(begin)
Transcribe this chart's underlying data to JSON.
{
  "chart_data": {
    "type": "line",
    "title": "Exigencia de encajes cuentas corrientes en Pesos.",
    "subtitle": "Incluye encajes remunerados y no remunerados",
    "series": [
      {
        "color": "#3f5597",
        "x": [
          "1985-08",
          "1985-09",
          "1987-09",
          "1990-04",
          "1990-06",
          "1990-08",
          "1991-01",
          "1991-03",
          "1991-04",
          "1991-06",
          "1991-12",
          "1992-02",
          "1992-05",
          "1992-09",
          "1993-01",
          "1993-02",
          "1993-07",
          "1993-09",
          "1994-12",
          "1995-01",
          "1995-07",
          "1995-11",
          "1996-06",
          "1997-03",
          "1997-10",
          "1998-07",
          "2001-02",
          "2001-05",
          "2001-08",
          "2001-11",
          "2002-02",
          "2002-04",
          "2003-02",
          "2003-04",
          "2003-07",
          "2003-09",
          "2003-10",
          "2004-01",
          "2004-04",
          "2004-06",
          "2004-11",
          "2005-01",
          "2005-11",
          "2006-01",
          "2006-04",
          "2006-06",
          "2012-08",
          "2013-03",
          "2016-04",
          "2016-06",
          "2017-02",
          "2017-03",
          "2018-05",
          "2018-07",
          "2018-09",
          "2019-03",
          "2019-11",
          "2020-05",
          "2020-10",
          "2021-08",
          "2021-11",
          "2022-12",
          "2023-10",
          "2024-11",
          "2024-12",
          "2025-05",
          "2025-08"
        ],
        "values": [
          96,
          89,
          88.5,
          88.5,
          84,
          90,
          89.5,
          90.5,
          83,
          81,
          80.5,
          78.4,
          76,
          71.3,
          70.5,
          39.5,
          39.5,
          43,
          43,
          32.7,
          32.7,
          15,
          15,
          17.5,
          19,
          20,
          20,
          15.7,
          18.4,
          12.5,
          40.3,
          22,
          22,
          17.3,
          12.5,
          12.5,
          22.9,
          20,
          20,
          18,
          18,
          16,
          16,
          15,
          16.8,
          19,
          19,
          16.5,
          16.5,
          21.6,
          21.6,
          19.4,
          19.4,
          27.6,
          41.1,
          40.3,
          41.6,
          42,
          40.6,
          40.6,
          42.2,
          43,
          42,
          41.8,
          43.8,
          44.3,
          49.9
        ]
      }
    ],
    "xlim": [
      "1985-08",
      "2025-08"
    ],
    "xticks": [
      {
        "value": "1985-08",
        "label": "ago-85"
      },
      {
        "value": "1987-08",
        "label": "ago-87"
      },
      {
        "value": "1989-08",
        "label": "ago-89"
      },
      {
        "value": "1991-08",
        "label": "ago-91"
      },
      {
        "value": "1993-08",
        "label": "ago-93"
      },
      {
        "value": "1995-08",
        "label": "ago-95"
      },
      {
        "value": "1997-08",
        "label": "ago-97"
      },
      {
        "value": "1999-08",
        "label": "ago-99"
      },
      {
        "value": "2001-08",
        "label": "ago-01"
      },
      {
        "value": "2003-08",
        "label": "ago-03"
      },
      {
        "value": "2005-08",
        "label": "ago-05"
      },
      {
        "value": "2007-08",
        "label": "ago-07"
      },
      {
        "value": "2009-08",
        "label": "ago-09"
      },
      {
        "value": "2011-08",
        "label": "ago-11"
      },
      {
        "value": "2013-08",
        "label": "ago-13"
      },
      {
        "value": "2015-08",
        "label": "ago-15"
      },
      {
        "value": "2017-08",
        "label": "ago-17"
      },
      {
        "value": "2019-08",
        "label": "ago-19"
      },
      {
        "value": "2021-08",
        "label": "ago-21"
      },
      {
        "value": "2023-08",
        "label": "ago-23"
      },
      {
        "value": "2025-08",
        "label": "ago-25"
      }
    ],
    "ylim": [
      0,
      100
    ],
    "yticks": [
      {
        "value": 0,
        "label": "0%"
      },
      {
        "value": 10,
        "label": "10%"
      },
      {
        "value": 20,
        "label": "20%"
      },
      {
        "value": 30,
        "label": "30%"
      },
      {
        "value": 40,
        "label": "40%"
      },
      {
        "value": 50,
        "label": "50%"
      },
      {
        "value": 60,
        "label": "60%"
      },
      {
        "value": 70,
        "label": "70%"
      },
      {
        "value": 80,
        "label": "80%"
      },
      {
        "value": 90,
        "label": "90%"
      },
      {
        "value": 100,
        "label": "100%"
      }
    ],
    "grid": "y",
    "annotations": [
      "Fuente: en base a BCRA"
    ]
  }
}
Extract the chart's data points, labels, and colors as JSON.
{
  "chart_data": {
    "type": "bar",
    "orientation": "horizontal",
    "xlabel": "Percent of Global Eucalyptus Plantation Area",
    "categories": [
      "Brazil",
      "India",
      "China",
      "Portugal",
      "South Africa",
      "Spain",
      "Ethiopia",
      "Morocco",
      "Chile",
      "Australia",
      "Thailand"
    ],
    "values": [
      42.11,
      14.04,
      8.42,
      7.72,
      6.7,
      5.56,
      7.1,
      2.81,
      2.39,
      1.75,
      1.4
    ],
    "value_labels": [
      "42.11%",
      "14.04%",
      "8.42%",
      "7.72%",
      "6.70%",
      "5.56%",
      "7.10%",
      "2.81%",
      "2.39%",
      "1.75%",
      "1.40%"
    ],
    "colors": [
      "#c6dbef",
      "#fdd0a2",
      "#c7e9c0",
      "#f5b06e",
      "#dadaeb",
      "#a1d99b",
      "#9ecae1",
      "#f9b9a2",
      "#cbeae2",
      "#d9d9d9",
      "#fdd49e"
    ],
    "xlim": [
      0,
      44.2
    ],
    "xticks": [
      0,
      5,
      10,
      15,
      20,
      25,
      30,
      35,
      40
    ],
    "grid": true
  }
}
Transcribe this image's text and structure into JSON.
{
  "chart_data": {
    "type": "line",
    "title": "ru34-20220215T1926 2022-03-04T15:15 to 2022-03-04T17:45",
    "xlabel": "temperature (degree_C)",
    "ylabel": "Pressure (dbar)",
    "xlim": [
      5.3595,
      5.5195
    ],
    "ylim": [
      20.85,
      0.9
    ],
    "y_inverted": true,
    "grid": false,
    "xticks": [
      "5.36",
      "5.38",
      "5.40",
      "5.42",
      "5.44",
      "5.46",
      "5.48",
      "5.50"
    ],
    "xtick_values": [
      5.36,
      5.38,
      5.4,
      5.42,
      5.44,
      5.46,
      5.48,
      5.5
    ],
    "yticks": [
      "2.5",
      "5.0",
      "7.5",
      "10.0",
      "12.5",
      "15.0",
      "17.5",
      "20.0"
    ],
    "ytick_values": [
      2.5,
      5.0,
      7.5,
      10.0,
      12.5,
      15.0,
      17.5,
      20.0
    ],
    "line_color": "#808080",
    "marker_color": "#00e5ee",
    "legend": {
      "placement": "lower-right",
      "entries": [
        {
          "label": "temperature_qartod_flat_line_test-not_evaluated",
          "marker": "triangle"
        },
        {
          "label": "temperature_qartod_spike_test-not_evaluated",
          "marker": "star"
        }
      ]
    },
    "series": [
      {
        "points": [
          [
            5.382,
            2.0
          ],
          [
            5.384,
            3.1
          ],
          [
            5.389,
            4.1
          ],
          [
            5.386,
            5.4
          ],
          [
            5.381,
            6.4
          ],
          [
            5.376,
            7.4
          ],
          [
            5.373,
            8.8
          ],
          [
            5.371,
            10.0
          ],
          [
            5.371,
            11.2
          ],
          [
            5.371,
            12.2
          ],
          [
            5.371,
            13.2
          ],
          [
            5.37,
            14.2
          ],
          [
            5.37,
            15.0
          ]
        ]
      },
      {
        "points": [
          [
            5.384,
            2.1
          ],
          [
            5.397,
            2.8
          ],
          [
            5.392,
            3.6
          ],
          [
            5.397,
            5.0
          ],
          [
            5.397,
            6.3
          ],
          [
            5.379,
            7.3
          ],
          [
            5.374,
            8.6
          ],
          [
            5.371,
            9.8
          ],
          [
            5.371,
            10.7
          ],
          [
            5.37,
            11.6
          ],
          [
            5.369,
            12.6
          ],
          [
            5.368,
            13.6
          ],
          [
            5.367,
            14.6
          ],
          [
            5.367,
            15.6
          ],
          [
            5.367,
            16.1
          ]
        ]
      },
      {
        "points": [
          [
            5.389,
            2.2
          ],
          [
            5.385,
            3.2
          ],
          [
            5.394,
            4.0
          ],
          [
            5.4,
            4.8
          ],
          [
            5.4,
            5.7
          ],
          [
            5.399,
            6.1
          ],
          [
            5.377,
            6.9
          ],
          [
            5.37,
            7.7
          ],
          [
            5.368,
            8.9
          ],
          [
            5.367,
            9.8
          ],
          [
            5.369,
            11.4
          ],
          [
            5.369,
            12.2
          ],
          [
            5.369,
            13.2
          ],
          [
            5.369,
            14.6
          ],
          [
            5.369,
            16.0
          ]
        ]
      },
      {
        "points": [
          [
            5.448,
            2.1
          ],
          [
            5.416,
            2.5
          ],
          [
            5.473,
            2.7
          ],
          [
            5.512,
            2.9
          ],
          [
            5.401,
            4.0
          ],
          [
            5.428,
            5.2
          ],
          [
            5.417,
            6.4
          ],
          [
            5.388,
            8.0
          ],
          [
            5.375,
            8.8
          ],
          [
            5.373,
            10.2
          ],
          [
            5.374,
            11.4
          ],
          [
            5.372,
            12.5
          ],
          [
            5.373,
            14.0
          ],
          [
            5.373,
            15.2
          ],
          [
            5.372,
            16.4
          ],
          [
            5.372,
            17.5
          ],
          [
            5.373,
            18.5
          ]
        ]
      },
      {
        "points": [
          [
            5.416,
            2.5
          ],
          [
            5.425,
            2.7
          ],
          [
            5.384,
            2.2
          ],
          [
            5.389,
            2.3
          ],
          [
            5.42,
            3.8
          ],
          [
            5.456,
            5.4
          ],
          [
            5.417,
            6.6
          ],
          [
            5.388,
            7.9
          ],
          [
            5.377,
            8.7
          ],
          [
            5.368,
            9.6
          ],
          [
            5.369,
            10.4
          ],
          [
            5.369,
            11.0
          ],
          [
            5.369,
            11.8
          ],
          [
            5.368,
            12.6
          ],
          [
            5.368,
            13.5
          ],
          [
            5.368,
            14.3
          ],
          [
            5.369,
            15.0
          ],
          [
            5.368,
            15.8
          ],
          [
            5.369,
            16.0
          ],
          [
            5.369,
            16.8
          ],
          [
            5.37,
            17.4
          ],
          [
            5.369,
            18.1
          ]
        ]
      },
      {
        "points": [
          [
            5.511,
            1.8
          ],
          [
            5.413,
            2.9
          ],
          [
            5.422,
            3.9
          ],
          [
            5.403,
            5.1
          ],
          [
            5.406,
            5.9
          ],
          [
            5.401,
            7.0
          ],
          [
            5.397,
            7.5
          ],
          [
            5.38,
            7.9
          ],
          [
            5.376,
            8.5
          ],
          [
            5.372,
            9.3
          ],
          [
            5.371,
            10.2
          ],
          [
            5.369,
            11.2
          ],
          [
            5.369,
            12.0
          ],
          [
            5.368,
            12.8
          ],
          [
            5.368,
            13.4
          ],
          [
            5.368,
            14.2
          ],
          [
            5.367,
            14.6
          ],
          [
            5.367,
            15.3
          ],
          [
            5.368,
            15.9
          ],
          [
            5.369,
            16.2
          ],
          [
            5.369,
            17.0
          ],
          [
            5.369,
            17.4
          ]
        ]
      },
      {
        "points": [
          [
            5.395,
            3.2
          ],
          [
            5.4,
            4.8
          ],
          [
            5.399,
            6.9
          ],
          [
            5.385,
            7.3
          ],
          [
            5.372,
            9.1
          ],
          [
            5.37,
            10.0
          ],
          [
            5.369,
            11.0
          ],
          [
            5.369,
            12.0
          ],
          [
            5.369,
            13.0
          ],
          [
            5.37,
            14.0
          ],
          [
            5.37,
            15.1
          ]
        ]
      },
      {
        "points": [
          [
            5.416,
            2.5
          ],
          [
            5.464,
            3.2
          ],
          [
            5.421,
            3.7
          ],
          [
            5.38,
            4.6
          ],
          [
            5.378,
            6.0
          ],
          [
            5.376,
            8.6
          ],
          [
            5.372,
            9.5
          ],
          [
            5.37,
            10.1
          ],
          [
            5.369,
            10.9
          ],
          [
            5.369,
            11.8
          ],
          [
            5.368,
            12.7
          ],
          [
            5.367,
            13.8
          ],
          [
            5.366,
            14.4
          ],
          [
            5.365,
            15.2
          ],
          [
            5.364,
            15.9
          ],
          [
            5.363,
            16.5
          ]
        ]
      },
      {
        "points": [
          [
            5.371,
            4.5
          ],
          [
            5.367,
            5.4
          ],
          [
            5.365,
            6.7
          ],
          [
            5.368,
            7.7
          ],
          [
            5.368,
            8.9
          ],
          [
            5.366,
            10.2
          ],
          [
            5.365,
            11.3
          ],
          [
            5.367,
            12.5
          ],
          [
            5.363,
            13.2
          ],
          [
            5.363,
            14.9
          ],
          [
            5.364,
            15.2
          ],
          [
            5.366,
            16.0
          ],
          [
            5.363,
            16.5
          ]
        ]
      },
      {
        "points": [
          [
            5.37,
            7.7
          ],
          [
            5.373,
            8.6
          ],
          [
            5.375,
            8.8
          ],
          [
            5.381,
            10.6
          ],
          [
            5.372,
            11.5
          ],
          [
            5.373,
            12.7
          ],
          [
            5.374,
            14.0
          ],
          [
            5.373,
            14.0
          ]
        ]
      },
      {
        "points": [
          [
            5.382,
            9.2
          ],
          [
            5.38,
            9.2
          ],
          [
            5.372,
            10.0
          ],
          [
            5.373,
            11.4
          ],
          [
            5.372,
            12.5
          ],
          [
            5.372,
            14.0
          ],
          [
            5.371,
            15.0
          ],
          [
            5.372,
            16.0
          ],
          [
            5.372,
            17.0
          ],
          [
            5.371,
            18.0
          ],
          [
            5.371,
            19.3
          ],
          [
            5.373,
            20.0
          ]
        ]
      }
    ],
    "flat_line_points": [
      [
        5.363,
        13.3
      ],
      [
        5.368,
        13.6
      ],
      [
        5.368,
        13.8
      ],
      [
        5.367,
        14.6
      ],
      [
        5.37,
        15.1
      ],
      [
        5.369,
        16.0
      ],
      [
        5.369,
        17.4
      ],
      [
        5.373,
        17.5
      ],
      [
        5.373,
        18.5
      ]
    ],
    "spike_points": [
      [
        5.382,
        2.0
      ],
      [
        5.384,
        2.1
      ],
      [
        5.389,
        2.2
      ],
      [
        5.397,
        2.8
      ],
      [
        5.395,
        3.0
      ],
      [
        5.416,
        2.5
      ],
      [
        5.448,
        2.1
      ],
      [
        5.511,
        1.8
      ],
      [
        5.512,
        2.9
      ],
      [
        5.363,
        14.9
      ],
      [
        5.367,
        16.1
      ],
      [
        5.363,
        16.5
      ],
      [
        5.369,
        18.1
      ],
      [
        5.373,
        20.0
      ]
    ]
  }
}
(end)
### Exercise directions
Report all lines of the material that contain the word "this".

### Task solution
Transcribe this chart's underlying data to JSON.
Transcribe this image's text and structure into JSON.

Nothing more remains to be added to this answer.